EXERCISE – Go through the entries and count the lines with the string "activity" in them. Give only that number.
-- start --
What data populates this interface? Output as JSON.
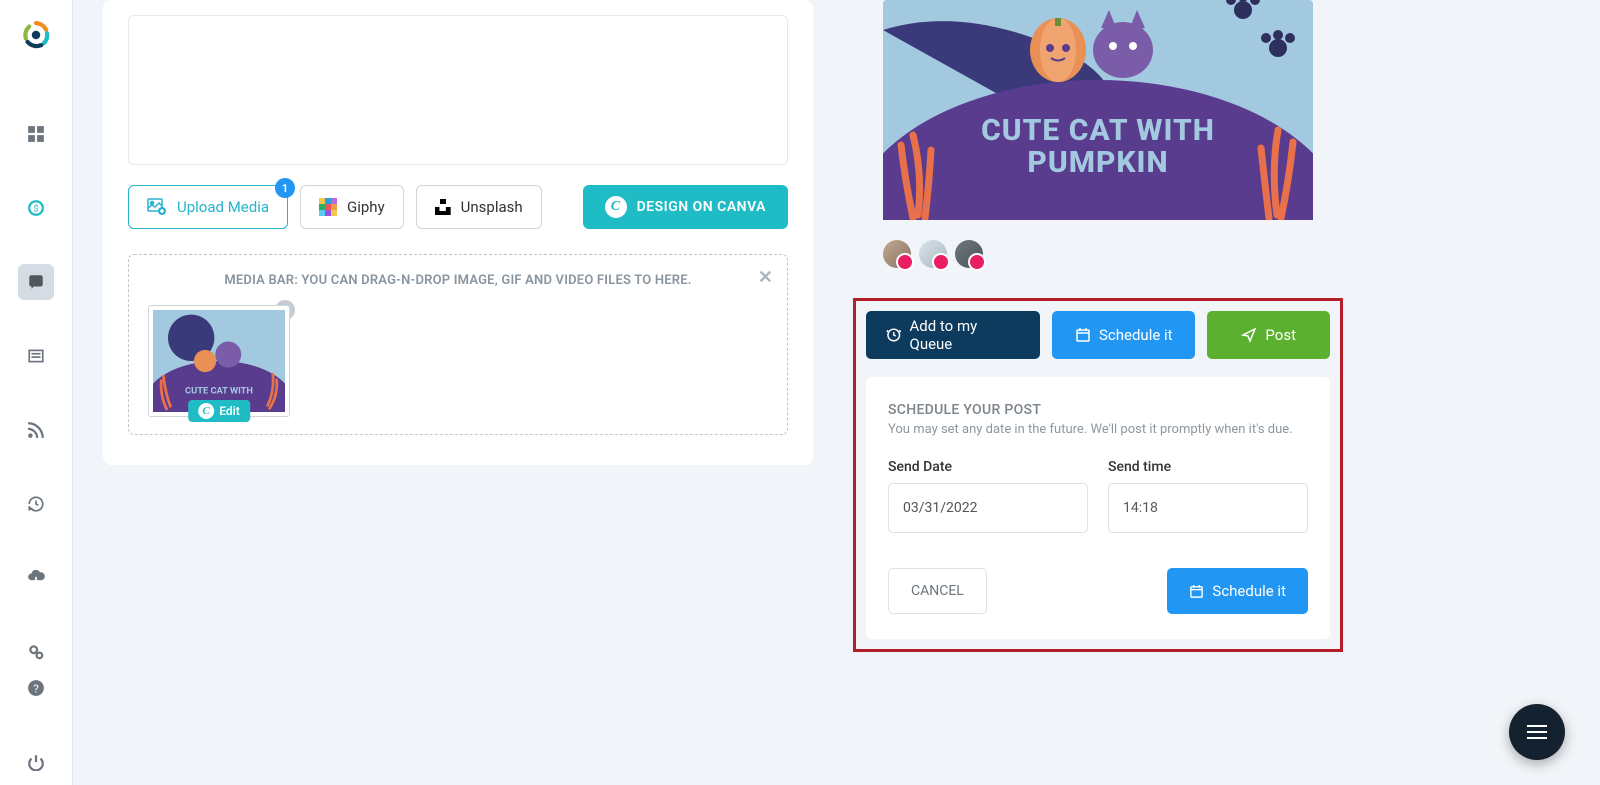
{
  "sidebar": {
    "items": [
      {
        "name": "dashboard-icon"
      },
      {
        "name": "billing-icon"
      },
      {
        "name": "compose-icon",
        "active": true
      },
      {
        "name": "news-icon"
      },
      {
        "name": "rss-icon"
      },
      {
        "name": "history-icon"
      },
      {
        "name": "download-icon"
      },
      {
        "name": "settings-icon"
      }
    ],
    "bottom": [
      {
        "name": "help-icon"
      },
      {
        "name": "power-icon"
      }
    ]
  },
  "media_buttons": {
    "upload": "Upload Media",
    "upload_badge": "1",
    "giphy": "Giphy",
    "unsplash": "Unsplash",
    "canva": "DESIGN ON CANVA"
  },
  "media_bar": {
    "title": "MEDIA BAR: YOU CAN DRAG-N-DROP IMAGE, GIF AND VIDEO FILES TO HERE.",
    "thumb_edit": "Edit",
    "thumb_caption": "CUTE CAT WITH"
  },
  "preview": {
    "caption_line1": "CUTE CAT WITH",
    "caption_line2": "PUMPKIN"
  },
  "action_tabs": {
    "queue": "Add to my Queue",
    "schedule": "Schedule it",
    "post": "Post"
  },
  "schedule_panel": {
    "heading": "SCHEDULE YOUR POST",
    "sub": "You may set any date in the future. We'll post it promptly when it's due.",
    "date_label": "Send Date",
    "date_value": "03/31/2022",
    "time_label": "Send time",
    "time_value": "14:18",
    "cancel": "CANCEL",
    "submit": "Schedule it"
  }
}
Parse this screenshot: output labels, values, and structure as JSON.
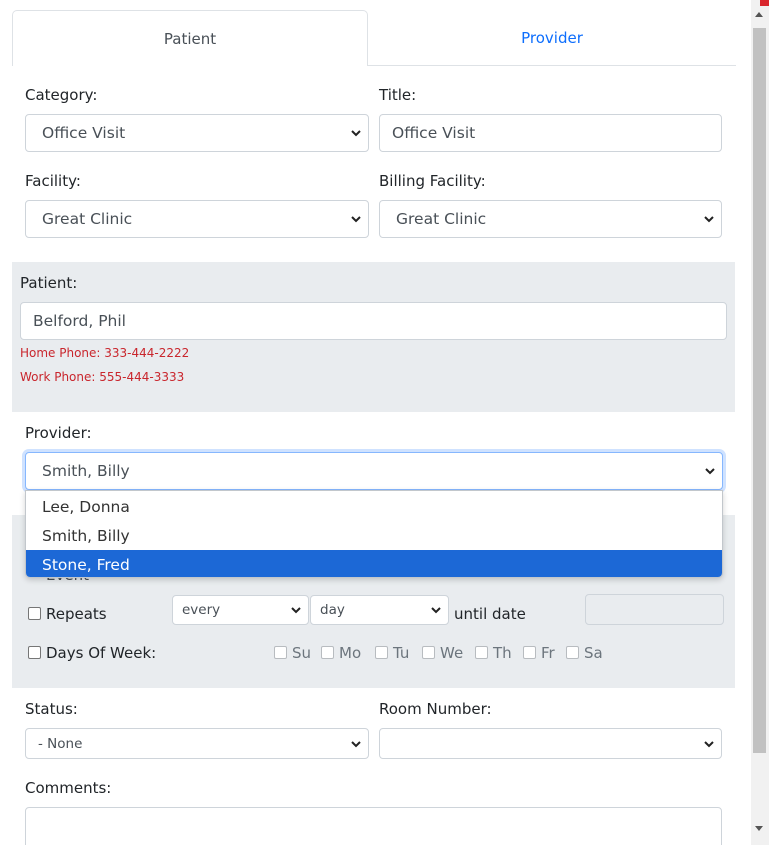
{
  "tabs": {
    "patient": "Patient",
    "provider": "Provider"
  },
  "category": {
    "label": "Category:",
    "value": "Office Visit"
  },
  "title": {
    "label": "Title:",
    "value": "Office Visit"
  },
  "facility": {
    "label": "Facility:",
    "value": "Great Clinic"
  },
  "billing_facility": {
    "label": "Billing Facility:",
    "value": "Great Clinic"
  },
  "patient": {
    "label": "Patient:",
    "value": "Belford, Phil",
    "home_phone": "Home Phone: 333-444-2222",
    "work_phone": "Work Phone: 555-444-3333"
  },
  "provider": {
    "label": "Provider:",
    "value": "Smith, Billy",
    "options": [
      "Lee, Donna",
      "Smith, Billy",
      "Stone, Fred"
    ],
    "highlighted": "Stone, Fred"
  },
  "repeat": {
    "obscured_label": "Event",
    "repeats_label": "Repeats",
    "every_value": "every",
    "unit_value": "day",
    "until_label": "until date",
    "days_of_week_label": "Days Of Week:",
    "days": [
      "Su",
      "Mo",
      "Tu",
      "We",
      "Th",
      "Fr",
      "Sa"
    ]
  },
  "status": {
    "label": "Status:",
    "value": "- None"
  },
  "room_number": {
    "label": "Room Number:",
    "value": ""
  },
  "comments": {
    "label": "Comments:"
  },
  "icons": {
    "chevron": "chevron-down-icon",
    "scroll_up": "scroll-up-arrow-icon",
    "scroll_down": "scroll-down-arrow-icon"
  }
}
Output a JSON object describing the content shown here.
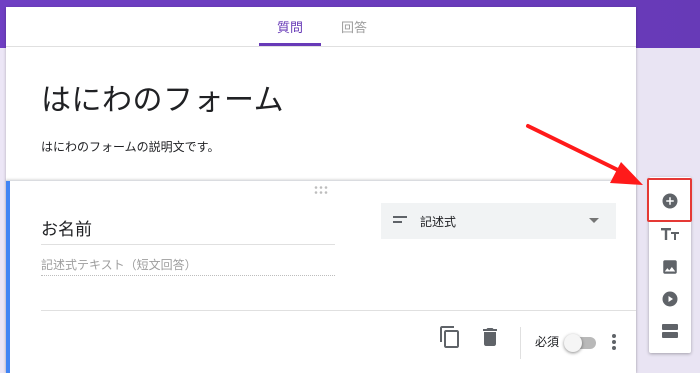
{
  "tabs": {
    "questions": "質問",
    "answers": "回答"
  },
  "form": {
    "title": "はにわのフォーム",
    "description": "はにわのフォームの説明文です。"
  },
  "question": {
    "title": "お名前",
    "answer_placeholder": "記述式テキスト（短文回答）",
    "type": "記述式",
    "required_label": "必須",
    "required": false
  },
  "icons": {
    "drag": "drag-handle-icon",
    "type": "short-text-icon",
    "dropdown": "caret-down-icon",
    "copy": "copy-icon",
    "delete": "trash-icon",
    "more": "more-vert-icon",
    "add_question": "add-circle-icon",
    "add_title": "text-title-icon",
    "add_image": "image-icon",
    "add_video": "video-icon",
    "add_section": "section-icon"
  },
  "colors": {
    "accent": "#673ab7",
    "highlight": "#e53935",
    "focus_bar": "#4285f4"
  }
}
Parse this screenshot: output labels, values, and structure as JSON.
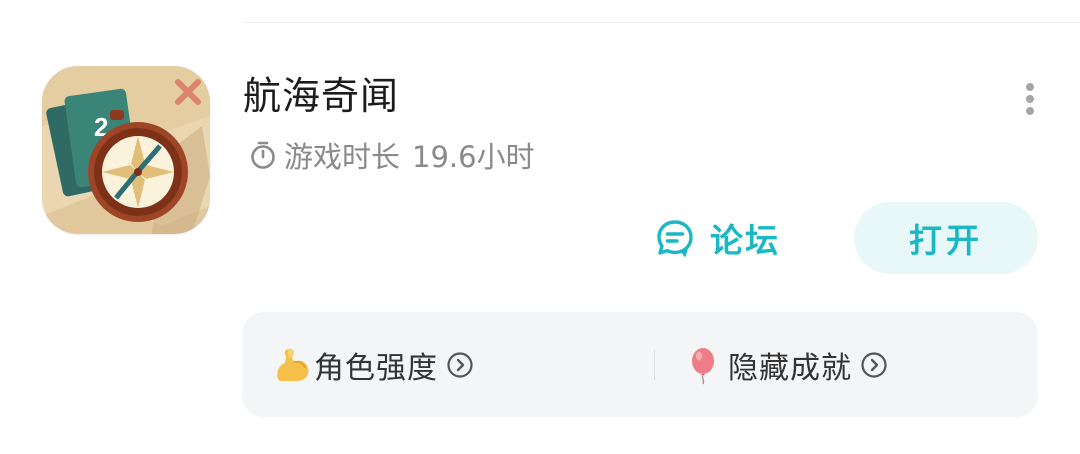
{
  "game": {
    "title": "航海奇闻",
    "icon_name": "compass-cards-game-icon",
    "playtime_label": "游戏时长",
    "playtime_value": "19.6小时"
  },
  "actions": {
    "forum_label": "论坛",
    "open_label": "打开"
  },
  "features": [
    {
      "label": "角色强度",
      "icon": "flexed-biceps-emoji"
    },
    {
      "label": "隐藏成就",
      "icon": "balloon-emoji"
    }
  ],
  "colors": {
    "accent": "#19b8c4",
    "open_button_bg": "#e8f7f8",
    "panel_bg": "#f4f5f7",
    "title": "#1c1c1c",
    "secondary_text": "#8a8a8a"
  }
}
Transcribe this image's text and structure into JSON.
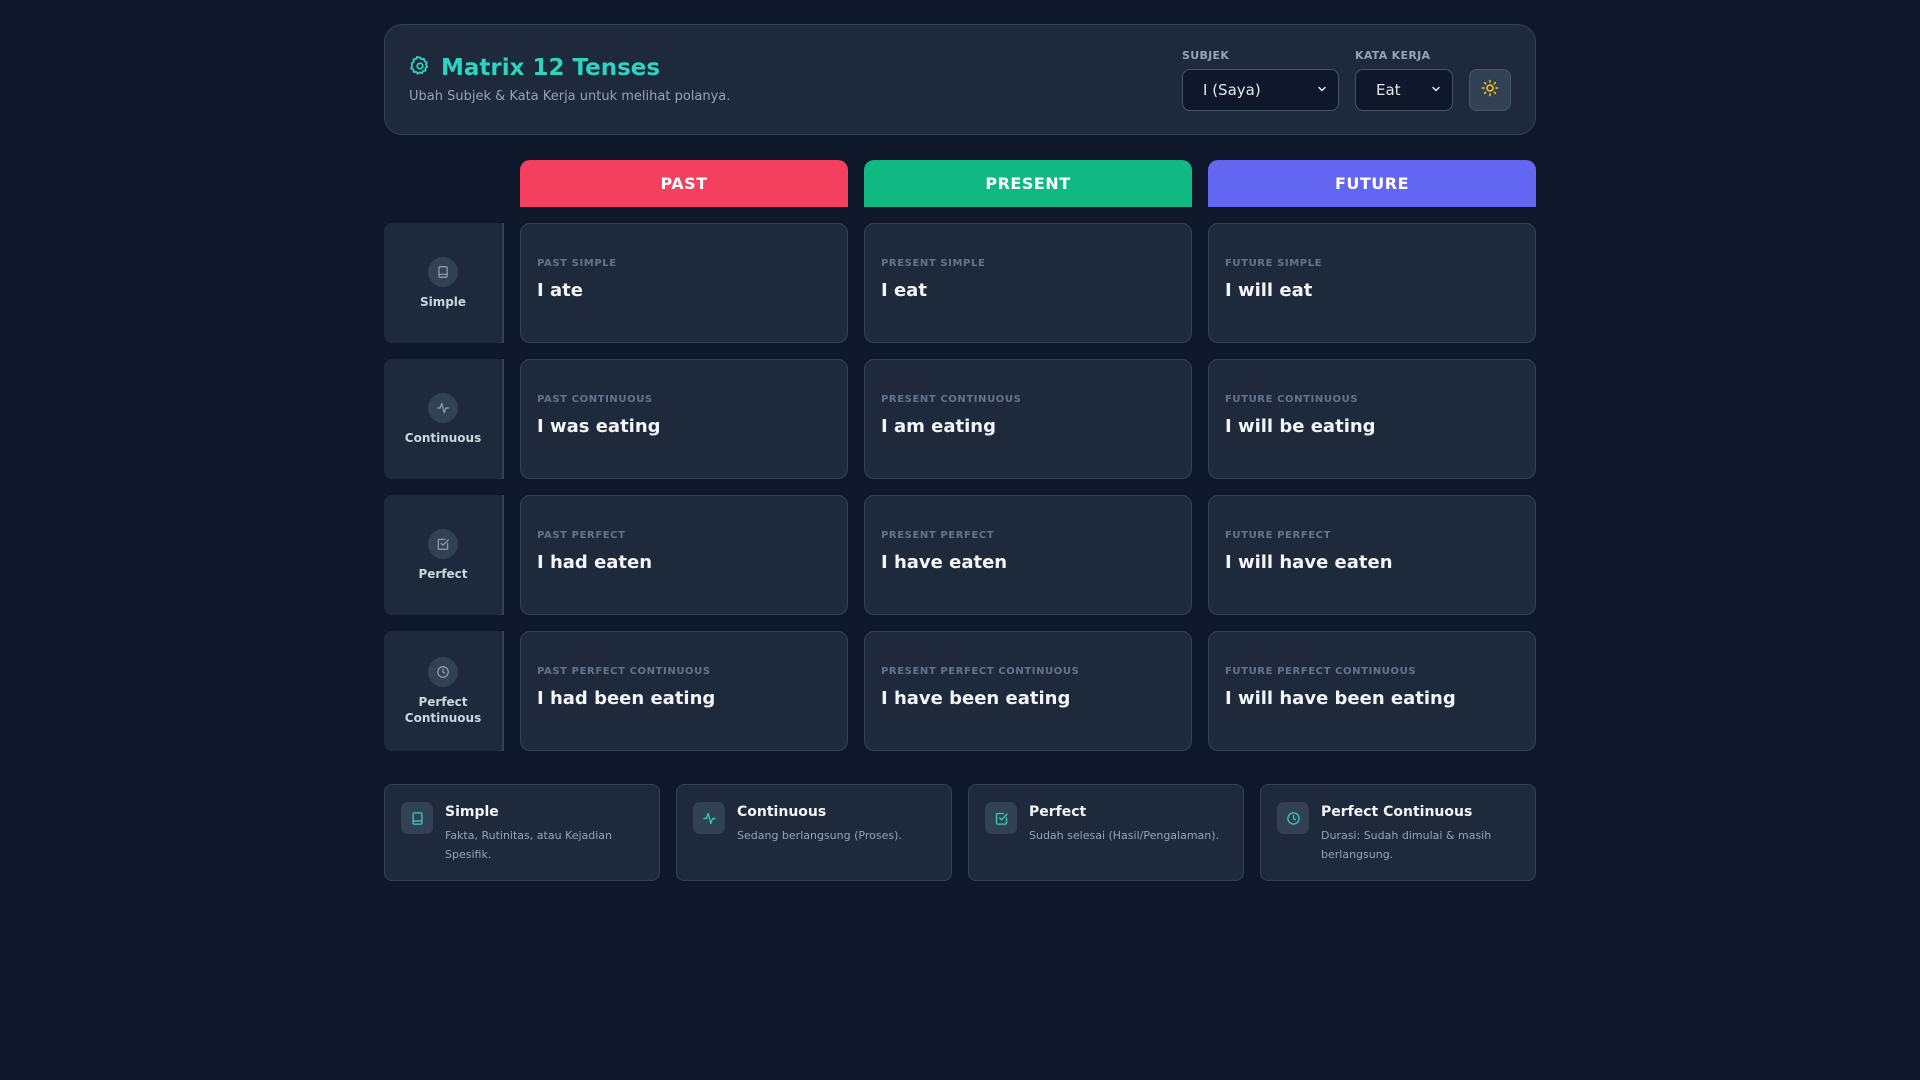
{
  "header": {
    "title": "Matrix 12 Tenses",
    "subtitle": "Ubah Subjek & Kata Kerja untuk melihat polanya.",
    "subject_label": "SUBJEK",
    "subject_value": "I (Saya)",
    "verb_label": "KATA KERJA",
    "verb_value": "Eat"
  },
  "columns": [
    {
      "label": "PAST",
      "color": "#f43f5e"
    },
    {
      "label": "PRESENT",
      "color": "#10b981"
    },
    {
      "label": "FUTURE",
      "color": "#6366f1"
    }
  ],
  "rows": [
    {
      "label": "Simple",
      "icon": "book-icon",
      "cells": [
        {
          "label": "PAST SIMPLE",
          "text": "I ate"
        },
        {
          "label": "PRESENT SIMPLE",
          "text": "I eat"
        },
        {
          "label": "FUTURE SIMPLE",
          "text": "I will eat"
        }
      ]
    },
    {
      "label": "Continuous",
      "icon": "activity-icon",
      "cells": [
        {
          "label": "PAST CONTINUOUS",
          "text": "I was eating"
        },
        {
          "label": "PRESENT CONTINUOUS",
          "text": "I am eating"
        },
        {
          "label": "FUTURE CONTINUOUS",
          "text": "I will be eating"
        }
      ]
    },
    {
      "label": "Perfect",
      "icon": "check-square-icon",
      "cells": [
        {
          "label": "PAST PERFECT",
          "text": "I had eaten"
        },
        {
          "label": "PRESENT PERFECT",
          "text": "I have eaten"
        },
        {
          "label": "FUTURE PERFECT",
          "text": "I will have eaten"
        }
      ]
    },
    {
      "label_line1": "Perfect",
      "label_line2": "Continuous",
      "icon": "clock-icon",
      "cells": [
        {
          "label": "PAST PERFECT CONTINUOUS",
          "text": "I had been eating"
        },
        {
          "label": "PRESENT PERFECT CONTINUOUS",
          "text": "I have been eating"
        },
        {
          "label": "FUTURE PERFECT CONTINUOUS",
          "text": "I will have been eating"
        }
      ]
    }
  ],
  "legend": [
    {
      "title": "Simple",
      "desc_line1": "Fakta, Rutinitas, atau Kejadian",
      "desc_line2": "Spesifik.",
      "icon": "book-icon"
    },
    {
      "title": "Continuous",
      "desc_line1": "Sedang berlangsung (Proses).",
      "desc_line2": "",
      "icon": "activity-icon"
    },
    {
      "title": "Perfect",
      "desc_line1": "Sudah selesai (Hasil/Pengalaman).",
      "desc_line2": "",
      "icon": "check-square-icon"
    },
    {
      "title": "Perfect Continuous",
      "desc_line1": "Durasi: Sudah dimulai & masih",
      "desc_line2": "berlangsung.",
      "icon": "clock-icon"
    }
  ],
  "colors": {
    "accent": "#2dd4bf",
    "background": "#0f172a",
    "card": "#1e293b",
    "sun": "#facc15"
  }
}
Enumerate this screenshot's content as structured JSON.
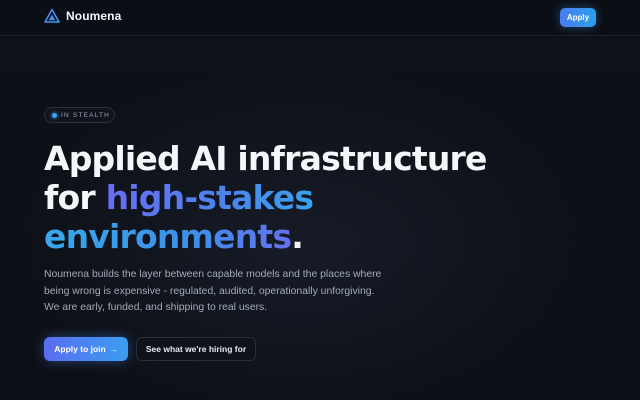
{
  "header": {
    "brand": "Noumena",
    "apply_label": "Apply"
  },
  "hero": {
    "badge": "IN STEALTH",
    "headline_line1": "Applied AI infrastructure",
    "headline_line2_prefix": "for ",
    "headline_line2_highlight": "high-stakes",
    "headline_line3_highlight": "environments",
    "headline_line3_suffix": ".",
    "description": "Noumena builds the layer between capable models and the places where being wrong is expensive - regulated, audited, operationally unforgiving. We are early, funded, and shipping to real users.",
    "primary_cta": "Apply to join",
    "primary_cta_arrow": "→",
    "secondary_cta": "See what we're hiring for"
  },
  "colors": {
    "accent_start": "#5b6cf0",
    "accent_end": "#3a9ef0",
    "background": "#0d1017"
  }
}
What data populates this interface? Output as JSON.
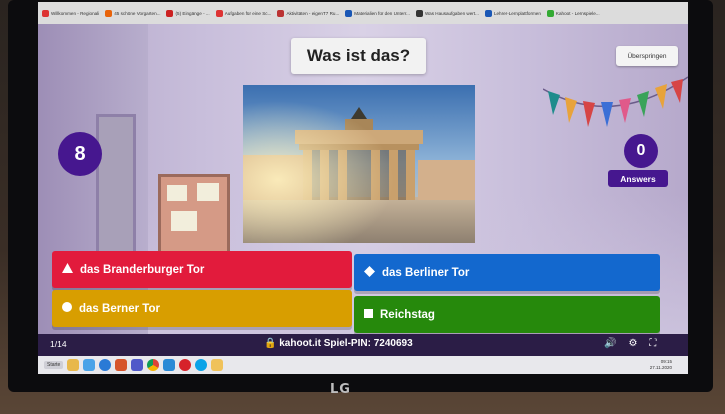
{
  "browser": {
    "bookmarks": [
      {
        "label": "Willkommen - Regionali",
        "color": "#d33"
      },
      {
        "label": "45 schöne Vorgarten...",
        "color": "#e8630a"
      },
      {
        "label": "(5) Eingänge - ...",
        "color": "#c22"
      },
      {
        "label": "Aufgaben für eine Sc...",
        "color": "#d33"
      },
      {
        "label": "Aktivitäten - eigenT7 Ru...",
        "color": "#b33"
      },
      {
        "label": "Materialien für den Unterr...",
        "color": "#1a57b5"
      },
      {
        "label": "Was Hausaufgaben wert...",
        "color": "#333"
      },
      {
        "label": "Lehrer-Lernplattformen",
        "color": "#1a57b5"
      },
      {
        "label": "Kahoot - Lernspiele...",
        "color": "#3a3"
      }
    ]
  },
  "game": {
    "question": "Was ist das?",
    "skip_label": "Überspringen",
    "timer": "8",
    "answers_count": "0",
    "answers_label": "Answers",
    "answer_options": [
      {
        "label": "das Branderburger Tor",
        "color": "#e21b3c",
        "shape": "triangle-icon"
      },
      {
        "label": "das Berliner Tor",
        "color": "#1368ce",
        "shape": "diamond-icon"
      },
      {
        "label": "das Berner Tor",
        "color": "#d89e00",
        "shape": "circle-icon"
      },
      {
        "label": "Reichstag",
        "color": "#26890c",
        "shape": "square-icon"
      }
    ]
  },
  "footer": {
    "question_counter": "1/14",
    "site": "kahoot.it",
    "pin_label": "Spiel-PIN:",
    "pin_value": "7240693"
  },
  "taskbar": {
    "start_label": "Starte",
    "time": "09:15",
    "date": "27.11.2020"
  },
  "monitor": {
    "brand": "LG"
  }
}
-- end --
EXERCISE OUTPUT – 2